-- BEGIN --

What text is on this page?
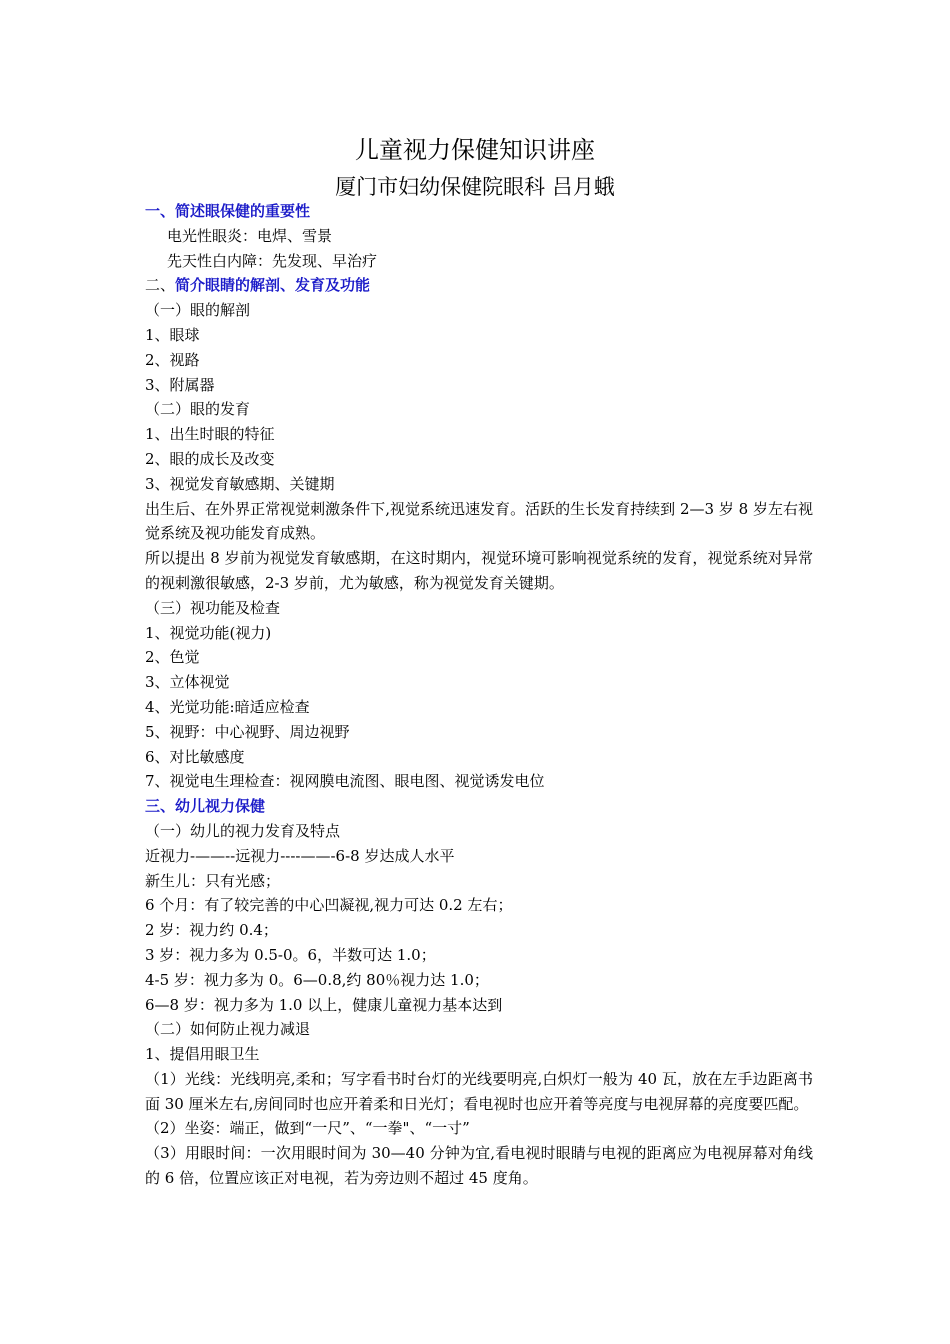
儿童视力保健知识讲座
厦门市妇幼保健院眼科 吕月蛾

一、简述眼保健的重要性

电光性眼炎：电焊、雪景

先天性白内障：先发现、早治疗

二、简介眼睛的解剖、发育及功能

（一）眼的解剖

1、眼球

2、视路

3、附属器

（二）眼的发育

1、出生时眼的特征

2、眼的成长及改变

3、视觉发育敏感期、关键期

出生后、在外界正常视觉刺激条件下,视觉系统迅速发育。活跃的生长发育持续到 2—3 岁 8 岁左右视觉系统及视功能发育成熟。

所以提出 8 岁前为视觉发育敏感期，在这时期内，视觉环境可影响视觉系统的发育，视觉系统对异常的视刺激很敏感，2-3 岁前，尤为敏感，称为视觉发育关键期。

（三）视功能及检查

1、视觉功能(视力)

2、色觉

3、立体视觉

4、光觉功能:暗适应检查

5、视野：中心视野、周边视野

6、对比敏感度

7、视觉电生理检查：视网膜电流图、眼电图、视觉诱发电位

三、幼儿视力保健

（一）幼儿的视力发育及特点

近视力-——--远视力----——-6-8 岁达成人水平

新生儿：只有光感；

6 个月：有了较完善的中心凹凝视,视力可达 0.2 左右；

2 岁：视力约 0.4；

3 岁：视力多为 0.5-0。6，半数可达 1.0；

4-5 岁：视力多为 0。6—0.8,约 80％视力达 1.0；

6—8 岁：视力多为 1.0 以上，健康儿童视力基本达到

（二）如何防止视力减退

1、提倡用眼卫生

（1）光线：光线明亮,柔和；写字看书时台灯的光线要明亮,白炽灯一般为 40 瓦，放在左手边距离书面 30 厘米左右,房间同时也应开着柔和日光灯；看电视时也应开着等亮度与电视屏幕的亮度要匹配。

（2）坐姿：端正，做到“一尺”、“一拳"、“一寸”

（3）用眼时间：一次用眼时间为 30—40 分钟为宜,看电视时眼睛与电视的距离应为电视屏幕对角线的 6 倍，位置应该正对电视，若为旁边则不超过 45 度角。
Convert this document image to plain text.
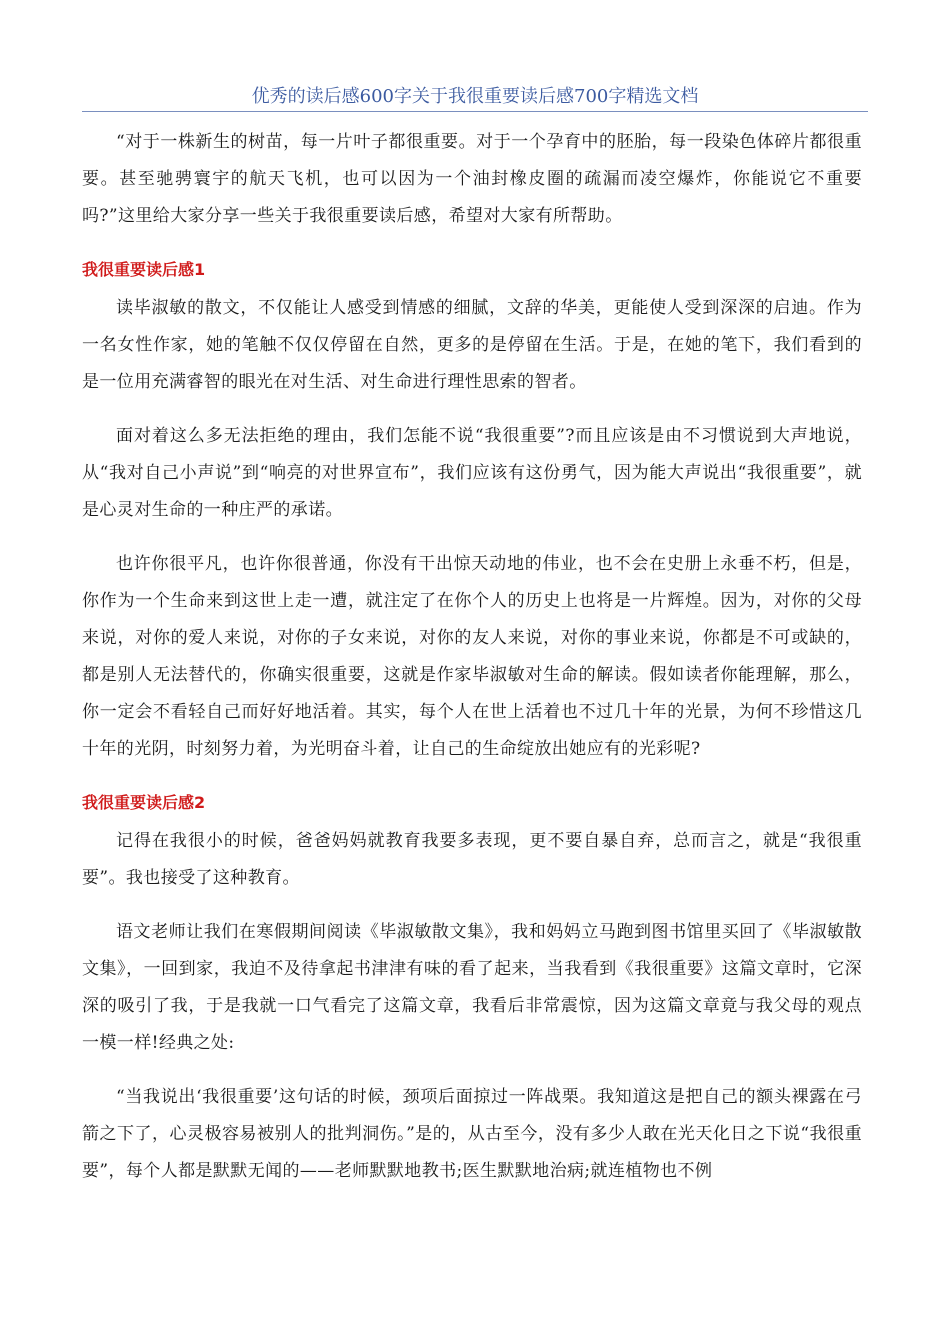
优秀的读后感600字关于我很重要读后感700字精选文档

“对于一株新生的树苗，每一片叶子都很重要。对于一个孕育中的胚胎，每一段染色体碎片都很重要。甚至驰骋寰宇的航天飞机，也可以因为一个油封橡皮圈的疏漏而凌空爆炸，你能说它不重要吗?”这里给大家分享一些关于我很重要读后感，希望对大家有所帮助。

我很重要读后感1

读毕淑敏的散文，不仅能让人感受到情感的细腻，文辞的华美，更能使人受到深深的启迪。作为一名女性作家，她的笔触不仅仅停留在自然，更多的是停留在生活。于是，在她的笔下，我们看到的是一位用充满睿智的眼光在对生活、对生命进行理性思索的智者。

面对着这么多无法拒绝的理由，我们怎能不说“我很重要”?而且应该是由不习惯说到大声地说，从“我对自己小声说”到“响亮的对世界宣布”，我们应该有这份勇气，因为能大声说出“我很重要”，就是心灵对生命的一种庄严的承诺。

也许你很平凡，也许你很普通，你没有干出惊天动地的伟业，也不会在史册上永垂不朽，但是，你作为一个生命来到这世上走一遭，就注定了在你个人的历史上也将是一片辉煌。因为，对你的父母来说，对你的爱人来说，对你的子女来说，对你的友人来说，对你的事业来说，你都是不可或缺的，都是别人无法替代的，你确实很重要，这就是作家毕淑敏对生命的解读。假如读者你能理解，那么，你一定会不看轻自己而好好地活着。其实，每个人在世上活着也不过几十年的光景，为何不珍惜这几十年的光阴，时刻努力着，为光明奋斗着，让自己的生命绽放出她应有的光彩呢?

我很重要读后感2

记得在我很小的时候，爸爸妈妈就教育我要多表现，更不要自暴自弃，总而言之，就是“我很重要”。我也接受了这种教育。

语文老师让我们在寒假期间阅读《毕淑敏散文集》，我和妈妈立马跑到图书馆里买回了《毕淑敏散文集》，一回到家，我迫不及待拿起书津津有味的看了起来，当我看到《我很重要》这篇文章时，它深深的吸引了我，于是我就一口气看完了这篇文章，我看后非常震惊，因为这篇文章竟与我父母的观点一模一样!经典之处:

“当我说出‘我很重要’这句话的时候，颈项后面掠过一阵战栗。我知道这是把自己的额头裸露在弓箭之下了，心灵极容易被别人的批判洞伤。”是的，从古至今，没有多少人敢在光天化日之下说“我很重要”，每个人都是默默无闻的——老师默默地教书;医生默默地治病;就连植物也不例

-- END --

**GOAL**
Excluding the pictures, restate the records above word for word.

**FULL SOLUTION**
What text is on this page?
儿童视力保健知识讲座
厦门市妇幼保健院眼科 吕月蛾

一、简述眼保健的重要性

电光性眼炎：电焊、雪景

先天性白内障：先发现、早治疗

二、简介眼睛的解剖、发育及功能

（一）眼的解剖

1、眼球

2、视路

3、附属器

（二）眼的发育

1、出生时眼的特征

2、眼的成长及改变

3、视觉发育敏感期、关键期

出生后、在外界正常视觉刺激条件下,视觉系统迅速发育。活跃的生长发育持续到 2—3 岁 8 岁左右视觉系统及视功能发育成熟。

所以提出 8 岁前为视觉发育敏感期，在这时期内，视觉环境可影响视觉系统的发育，视觉系统对异常的视刺激很敏感，2-3 岁前，尤为敏感，称为视觉发育关键期。

（三）视功能及检查

1、视觉功能(视力)

2、色觉

3、立体视觉

4、光觉功能:暗适应检查

5、视野：中心视野、周边视野

6、对比敏感度

7、视觉电生理检查：视网膜电流图、眼电图、视觉诱发电位

三、幼儿视力保健

（一）幼儿的视力发育及特点

近视力-——--远视力----——-6-8 岁达成人水平

新生儿：只有光感；

6 个月：有了较完善的中心凹凝视,视力可达 0.2 左右；

2 岁：视力约 0.4；

3 岁：视力多为 0.5-0。6，半数可达 1.0；

4-5 岁：视力多为 0。6—0.8,约 80％视力达 1.0；

6—8 岁：视力多为 1.0 以上，健康儿童视力基本达到

（二）如何防止视力减退

1、提倡用眼卫生

（1）光线：光线明亮,柔和；写字看书时台灯的光线要明亮,白炽灯一般为 40 瓦，放在左手边距离书面 30 厘米左右,房间同时也应开着柔和日光灯；看电视时也应开着等亮度与电视屏幕的亮度要匹配。

（2）坐姿：端正，做到“一尺”、“一拳"、“一寸”

（3）用眼时间：一次用眼时间为 30—40 分钟为宜,看电视时眼睛与电视的距离应为电视屏幕对角线的 6 倍，位置应该正对电视，若为旁边则不超过 45 度角。
Convert this document image to plain text.
优秀的读后感600字关于我很重要读后感700字精选文档

“对于一株新生的树苗，每一片叶子都很重要。对于一个孕育中的胚胎，每一段染色体碎片都很重要。甚至驰骋寰宇的航天飞机，也可以因为一个油封橡皮圈的疏漏而凌空爆炸，你能说它不重要吗?”这里给大家分享一些关于我很重要读后感，希望对大家有所帮助。

我很重要读后感1

读毕淑敏的散文，不仅能让人感受到情感的细腻，文辞的华美，更能使人受到深深的启迪。作为一名女性作家，她的笔触不仅仅停留在自然，更多的是停留在生活。于是，在她的笔下，我们看到的是一位用充满睿智的眼光在对生活、对生命进行理性思索的智者。

面对着这么多无法拒绝的理由，我们怎能不说“我很重要”?而且应该是由不习惯说到大声地说，从“我对自己小声说”到“响亮的对世界宣布”，我们应该有这份勇气，因为能大声说出“我很重要”，就是心灵对生命的一种庄严的承诺。

也许你很平凡，也许你很普通，你没有干出惊天动地的伟业，也不会在史册上永垂不朽，但是，你作为一个生命来到这世上走一遭，就注定了在你个人的历史上也将是一片辉煌。因为，对你的父母来说，对你的爱人来说，对你的子女来说，对你的友人来说，对你的事业来说，你都是不可或缺的，都是别人无法替代的，你确实很重要，这就是作家毕淑敏对生命的解读。假如读者你能理解，那么，你一定会不看轻自己而好好地活着。其实，每个人在世上活着也不过几十年的光景，为何不珍惜这几十年的光阴，时刻努力着，为光明奋斗着，让自己的生命绽放出她应有的光彩呢?

我很重要读后感2

记得在我很小的时候，爸爸妈妈就教育我要多表现，更不要自暴自弃，总而言之，就是“我很重要”。我也接受了这种教育。

语文老师让我们在寒假期间阅读《毕淑敏散文集》，我和妈妈立马跑到图书馆里买回了《毕淑敏散文集》，一回到家，我迫不及待拿起书津津有味的看了起来，当我看到《我很重要》这篇文章时，它深深的吸引了我，于是我就一口气看完了这篇文章，我看后非常震惊，因为这篇文章竟与我父母的观点一模一样!经典之处:

“当我说出‘我很重要’这句话的时候，颈项后面掠过一阵战栗。我知道这是把自己的额头裸露在弓箭之下了，心灵极容易被别人的批判洞伤。”是的，从古至今，没有多少人敢在光天化日之下说“我很重要”，每个人都是默默无闻的——老师默默地教书;医生默默地治病;就连植物也不例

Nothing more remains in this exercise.